**WHAT IS EXPECTED**
All of the lines below are to be printed again exactly; images are excluded from the output.

====== MATERIAL ======

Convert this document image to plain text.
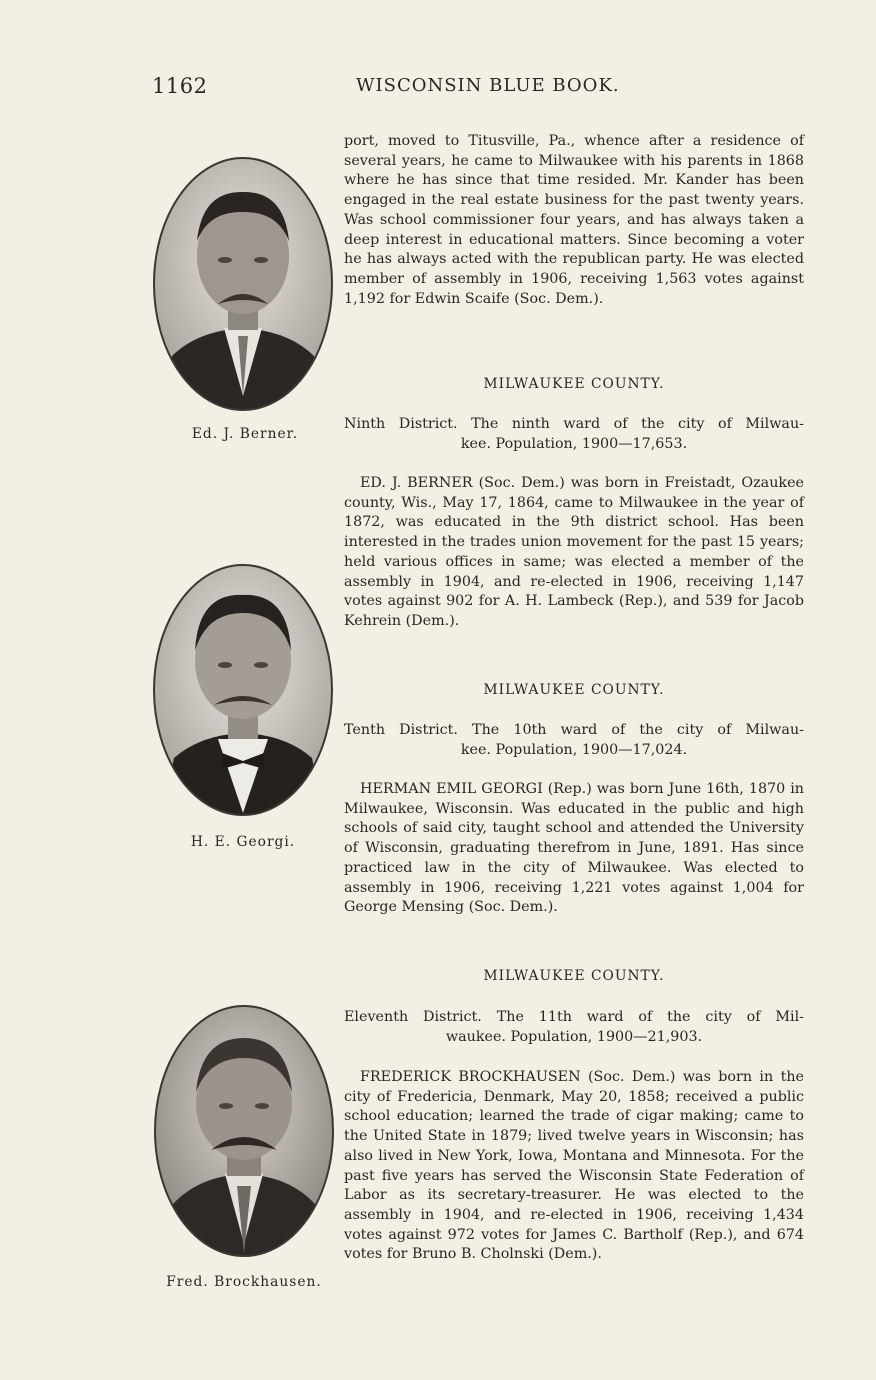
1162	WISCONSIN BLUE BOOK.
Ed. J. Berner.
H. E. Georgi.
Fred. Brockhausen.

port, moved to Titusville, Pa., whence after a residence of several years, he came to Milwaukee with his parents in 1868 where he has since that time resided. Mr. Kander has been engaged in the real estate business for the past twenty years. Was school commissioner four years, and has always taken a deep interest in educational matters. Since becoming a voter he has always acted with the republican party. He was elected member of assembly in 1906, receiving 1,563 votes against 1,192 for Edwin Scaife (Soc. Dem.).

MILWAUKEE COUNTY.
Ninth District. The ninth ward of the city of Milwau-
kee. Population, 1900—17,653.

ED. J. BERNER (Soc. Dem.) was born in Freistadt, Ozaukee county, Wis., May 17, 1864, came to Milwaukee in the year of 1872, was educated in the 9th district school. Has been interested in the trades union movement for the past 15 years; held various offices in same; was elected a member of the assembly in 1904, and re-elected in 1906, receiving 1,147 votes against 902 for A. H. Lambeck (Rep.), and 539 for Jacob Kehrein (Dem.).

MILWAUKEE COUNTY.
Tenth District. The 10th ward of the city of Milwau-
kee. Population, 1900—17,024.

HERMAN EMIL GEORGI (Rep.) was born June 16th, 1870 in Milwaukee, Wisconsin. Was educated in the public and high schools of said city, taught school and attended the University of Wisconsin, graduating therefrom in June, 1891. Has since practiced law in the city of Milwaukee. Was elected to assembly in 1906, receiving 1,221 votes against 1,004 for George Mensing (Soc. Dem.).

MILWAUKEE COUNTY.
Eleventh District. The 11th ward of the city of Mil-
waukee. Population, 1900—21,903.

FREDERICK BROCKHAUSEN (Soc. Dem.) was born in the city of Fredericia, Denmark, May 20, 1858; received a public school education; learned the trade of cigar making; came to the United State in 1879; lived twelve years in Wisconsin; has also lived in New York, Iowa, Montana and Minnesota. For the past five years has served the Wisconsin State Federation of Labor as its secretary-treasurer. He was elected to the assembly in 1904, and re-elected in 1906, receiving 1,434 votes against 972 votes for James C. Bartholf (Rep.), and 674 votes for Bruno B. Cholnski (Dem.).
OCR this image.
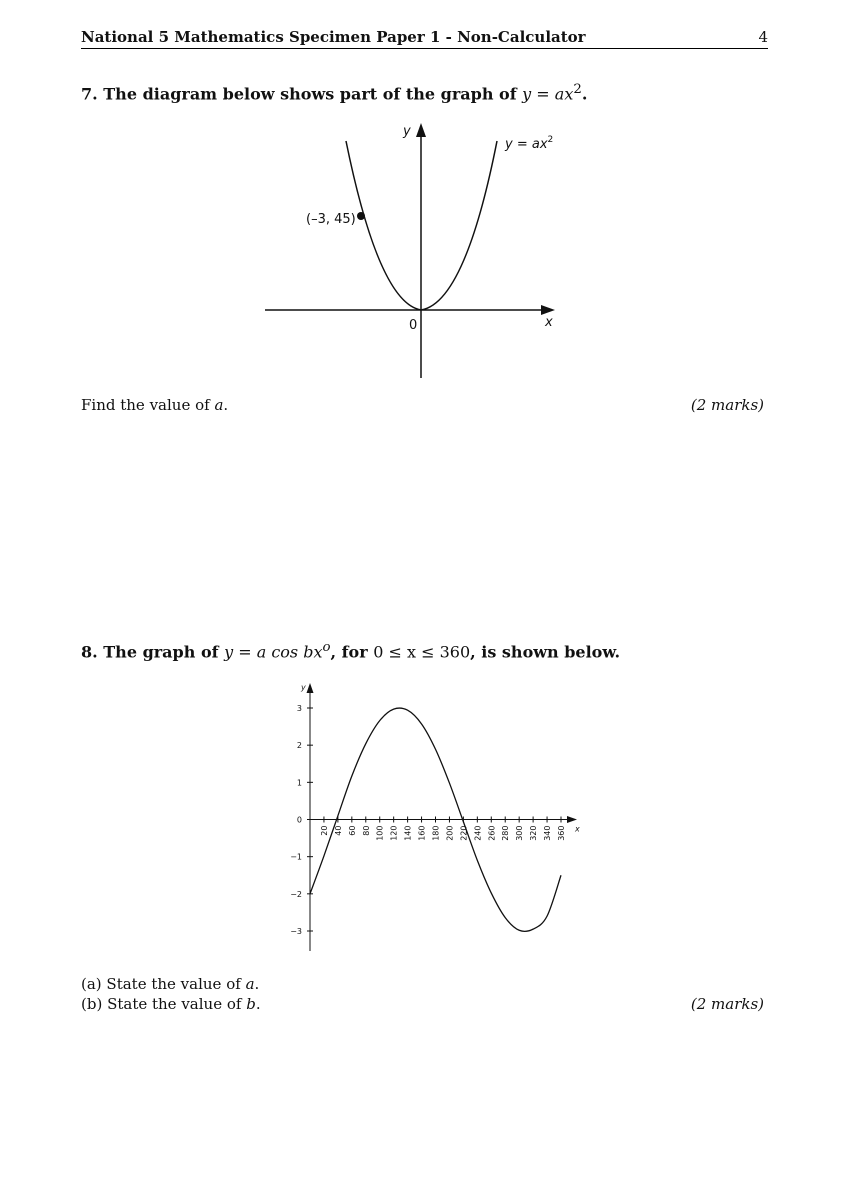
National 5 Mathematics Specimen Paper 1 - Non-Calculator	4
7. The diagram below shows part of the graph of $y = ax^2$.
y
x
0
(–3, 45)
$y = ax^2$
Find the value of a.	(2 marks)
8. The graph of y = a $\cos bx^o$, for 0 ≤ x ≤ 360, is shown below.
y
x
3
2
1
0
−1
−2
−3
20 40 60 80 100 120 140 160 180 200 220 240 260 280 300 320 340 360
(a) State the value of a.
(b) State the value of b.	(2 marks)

======

**THE RESULT**
Convert this document image to plain text.
1162	WISCONSIN BLUE BOOK.
Ed. J. Berner.
H. E. Georgi.
Fred. Brockhausen.

port, moved to Titusville, Pa., whence after a residence of several years, he came to Milwaukee with his parents in 1868 where he has since that time resided. Mr. Kander has been engaged in the real estate business for the past twenty years. Was school commissioner four years, and has always taken a deep interest in educational matters. Since becoming a voter he has always acted with the republican party. He was elected member of assembly in 1906, receiving 1,563 votes against 1,192 for Edwin Scaife (Soc. Dem.).

MILWAUKEE COUNTY.
Ninth District. The ninth ward of the city of Milwau-
kee. Population, 1900—17,653.

ED. J. BERNER (Soc. Dem.) was born in Freistadt, Ozaukee county, Wis., May 17, 1864, came to Milwaukee in the year of 1872, was educated in the 9th district school. Has been interested in the trades union movement for the past 15 years; held various offices in same; was elected a member of the assembly in 1904, and re-elected in 1906, receiving 1,147 votes against 902 for A. H. Lambeck (Rep.), and 539 for Jacob Kehrein (Dem.).

MILWAUKEE COUNTY.
Tenth District. The 10th ward of the city of Milwau-
kee. Population, 1900—17,024.

HERMAN EMIL GEORGI (Rep.) was born June 16th, 1870 in Milwaukee, Wisconsin. Was educated in the public and high schools of said city, taught school and attended the University of Wisconsin, graduating therefrom in June, 1891. Has since practiced law in the city of Milwaukee. Was elected to assembly in 1906, receiving 1,221 votes against 1,004 for George Mensing (Soc. Dem.).

MILWAUKEE COUNTY.
Eleventh District. The 11th ward of the city of Mil-
waukee. Population, 1900—21,903.

FREDERICK BROCKHAUSEN (Soc. Dem.) was born in the city of Fredericia, Denmark, May 20, 1858; received a public school education; learned the trade of cigar making; came to the United State in 1879; lived twelve years in Wisconsin; has also lived in New York, Iowa, Montana and Minnesota. For the past five years has served the Wisconsin State Federation of Labor as its secretary-treasurer. He was elected to the assembly in 1904, and re-elected in 1906, receiving 1,434 votes against 972 votes for James C. Bartholf (Rep.), and 674 votes for Bruno B. Cholnski (Dem.).
OCR this image.
National 5 Mathematics Specimen Paper 1 - Non-Calculator	4
7. The diagram below shows part of the graph of $y = ax^2$.
y
x
0
(–3, 45)
$y = ax^2$
Find the value of a.	(2 marks)
8. The graph of y = a $\cos bx^o$, for 0 ≤ x ≤ 360, is shown below.
y
x
3
2
1
0
−1
−2
−3
20 40 60 80 100 120 140 160 180 200 220 240 260 280 300 320 340 360
(a) State the value of a.
(b) State the value of b.	(2 marks)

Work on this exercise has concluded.